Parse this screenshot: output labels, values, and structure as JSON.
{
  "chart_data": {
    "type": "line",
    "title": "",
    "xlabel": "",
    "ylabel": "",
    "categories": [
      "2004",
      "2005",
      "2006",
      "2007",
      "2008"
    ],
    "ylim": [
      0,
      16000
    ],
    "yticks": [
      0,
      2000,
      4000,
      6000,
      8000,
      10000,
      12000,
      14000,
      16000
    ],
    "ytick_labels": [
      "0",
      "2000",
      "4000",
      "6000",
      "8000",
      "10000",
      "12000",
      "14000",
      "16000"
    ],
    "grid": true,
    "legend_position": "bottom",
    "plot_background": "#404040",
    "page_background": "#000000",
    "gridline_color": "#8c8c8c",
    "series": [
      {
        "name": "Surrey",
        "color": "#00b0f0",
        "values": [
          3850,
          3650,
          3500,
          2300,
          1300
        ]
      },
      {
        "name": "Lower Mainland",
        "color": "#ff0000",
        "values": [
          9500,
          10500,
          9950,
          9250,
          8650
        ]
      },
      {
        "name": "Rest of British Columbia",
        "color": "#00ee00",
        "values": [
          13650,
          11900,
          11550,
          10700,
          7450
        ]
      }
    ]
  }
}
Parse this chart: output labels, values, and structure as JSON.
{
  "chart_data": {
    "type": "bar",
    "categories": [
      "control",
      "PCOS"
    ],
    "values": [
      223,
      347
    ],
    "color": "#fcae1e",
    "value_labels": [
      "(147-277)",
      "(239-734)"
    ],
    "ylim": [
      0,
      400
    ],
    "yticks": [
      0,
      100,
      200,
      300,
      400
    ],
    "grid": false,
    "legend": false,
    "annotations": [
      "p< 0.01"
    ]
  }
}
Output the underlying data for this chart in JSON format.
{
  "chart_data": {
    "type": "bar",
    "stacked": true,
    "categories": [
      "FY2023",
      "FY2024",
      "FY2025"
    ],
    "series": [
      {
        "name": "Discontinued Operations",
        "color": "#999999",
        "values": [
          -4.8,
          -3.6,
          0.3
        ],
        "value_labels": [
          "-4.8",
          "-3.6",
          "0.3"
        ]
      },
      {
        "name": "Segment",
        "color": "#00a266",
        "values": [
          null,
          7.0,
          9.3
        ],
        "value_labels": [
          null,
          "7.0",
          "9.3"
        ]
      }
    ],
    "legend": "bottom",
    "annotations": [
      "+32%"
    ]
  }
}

....................

## [Objective]
All of the data must be returned exactly.

## [The response]
Parse this screenshot: output labels, values, and structure as JSON.
{
  "chart_data": {
    "type": "line",
    "title": "",
    "xlabel": "",
    "ylabel": "",
    "categories": [
      "2004",
      "2005",
      "2006",
      "2007",
      "2008"
    ],
    "ylim": [
      0,
      16000
    ],
    "yticks": [
      0,
      2000,
      4000,
      6000,
      8000,
      10000,
      12000,
      14000,
      16000
    ],
    "ytick_labels": [
      "0",
      "2000",
      "4000",
      "6000",
      "8000",
      "10000",
      "12000",
      "14000",
      "16000"
    ],
    "grid": true,
    "legend_position": "bottom",
    "plot_background": "#404040",
    "page_background": "#000000",
    "gridline_color": "#8c8c8c",
    "series": [
      {
        "name": "Surrey",
        "color": "#00b0f0",
        "values": [
          3850,
          3650,
          3500,
          2300,
          1300
        ]
      },
      {
        "name": "Lower Mainland",
        "color": "#ff0000",
        "values": [
          9500,
          10500,
          9950,
          9250,
          8650
        ]
      },
      {
        "name": "Rest of British Columbia",
        "color": "#00ee00",
        "values": [
          13650,
          11900,
          11550,
          10700,
          7450
        ]
      }
    ]
  }
}
Parse this chart: output labels, values, and structure as JSON.
{
  "chart_data": {
    "type": "bar",
    "categories": [
      "control",
      "PCOS"
    ],
    "values": [
      223,
      347
    ],
    "color": "#fcae1e",
    "value_labels": [
      "(147-277)",
      "(239-734)"
    ],
    "ylim": [
      0,
      400
    ],
    "yticks": [
      0,
      100,
      200,
      300,
      400
    ],
    "grid": false,
    "legend": false,
    "annotations": [
      "p< 0.01"
    ]
  }
}
Output the underlying data for this chart in JSON format.
{
  "chart_data": {
    "type": "bar",
    "stacked": true,
    "categories": [
      "FY2023",
      "FY2024",
      "FY2025"
    ],
    "series": [
      {
        "name": "Discontinued Operations",
        "color": "#999999",
        "values": [
          -4.8,
          -3.6,
          0.3
        ],
        "value_labels": [
          "-4.8",
          "-3.6",
          "0.3"
        ]
      },
      {
        "name": "Segment",
        "color": "#00a266",
        "values": [
          null,
          7.0,
          9.3
        ],
        "value_labels": [
          null,
          "7.0",
          "9.3"
        ]
      }
    ],
    "legend": "bottom",
    "annotations": [
      "+32%"
    ]
  }
}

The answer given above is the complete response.